▸ Task data
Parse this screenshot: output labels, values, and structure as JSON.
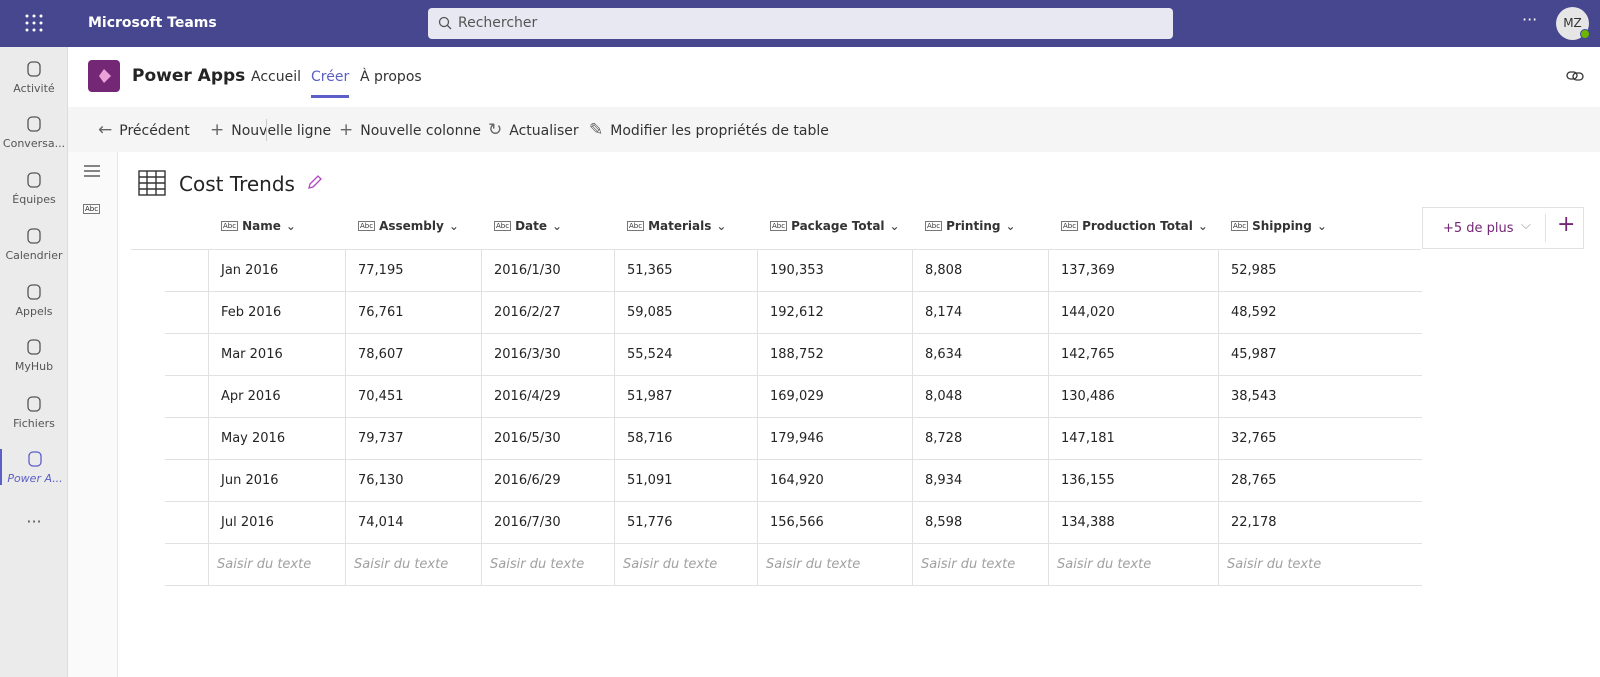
{
  "header": {
    "app": "Microsoft Teams",
    "search": "Rechercher",
    "avatar": "MZ"
  },
  "rail": [
    "Activité",
    "Conversa...",
    "Équipes",
    "Calendrier",
    "Appels",
    "MyHub",
    "Fichiers",
    "Power A..."
  ],
  "app": {
    "name": "Power Apps",
    "tabs": [
      "Accueil",
      "Créer",
      "À propos"
    ],
    "active_tab": 1
  },
  "toolbar": [
    "Précédent",
    "Nouvelle ligne",
    "Nouvelle colonne",
    "Actualiser",
    "Modifier les propriétés de table"
  ],
  "table": {
    "title": "Cost Trends",
    "type_icon": "Abc",
    "columns": [
      "Name",
      "Assembly",
      "Date",
      "Materials",
      "Package Total",
      "Printing",
      "Production Total",
      "Shipping"
    ],
    "rows": [
      [
        "Jan 2016",
        "77,195",
        "2016/1/30",
        "51,365",
        "190,353",
        "8,808",
        "137,369",
        "52,985"
      ],
      [
        "Feb 2016",
        "76,761",
        "2016/2/27",
        "59,085",
        "192,612",
        "8,174",
        "144,020",
        "48,592"
      ],
      [
        "Mar 2016",
        "78,607",
        "2016/3/30",
        "55,524",
        "188,752",
        "8,634",
        "142,765",
        "45,987"
      ],
      [
        "Apr 2016",
        "70,451",
        "2016/4/29",
        "51,987",
        "169,029",
        "8,048",
        "130,486",
        "38,543"
      ],
      [
        "May 2016",
        "79,737",
        "2016/5/30",
        "58,716",
        "179,946",
        "8,728",
        "147,181",
        "32,765"
      ],
      [
        "Jun 2016",
        "76,130",
        "2016/6/29",
        "51,091",
        "164,920",
        "8,934",
        "136,155",
        "28,765"
      ],
      [
        "Jul 2016",
        "74,014",
        "2016/7/30",
        "51,776",
        "156,566",
        "8,598",
        "134,388",
        "22,178"
      ]
    ],
    "placeholder": "Saisir du texte",
    "more": "+5 de plus"
  }
}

▸ Exercise aim
Report how many lines in this data include the string "table", and nothing else.

▸ Written response
2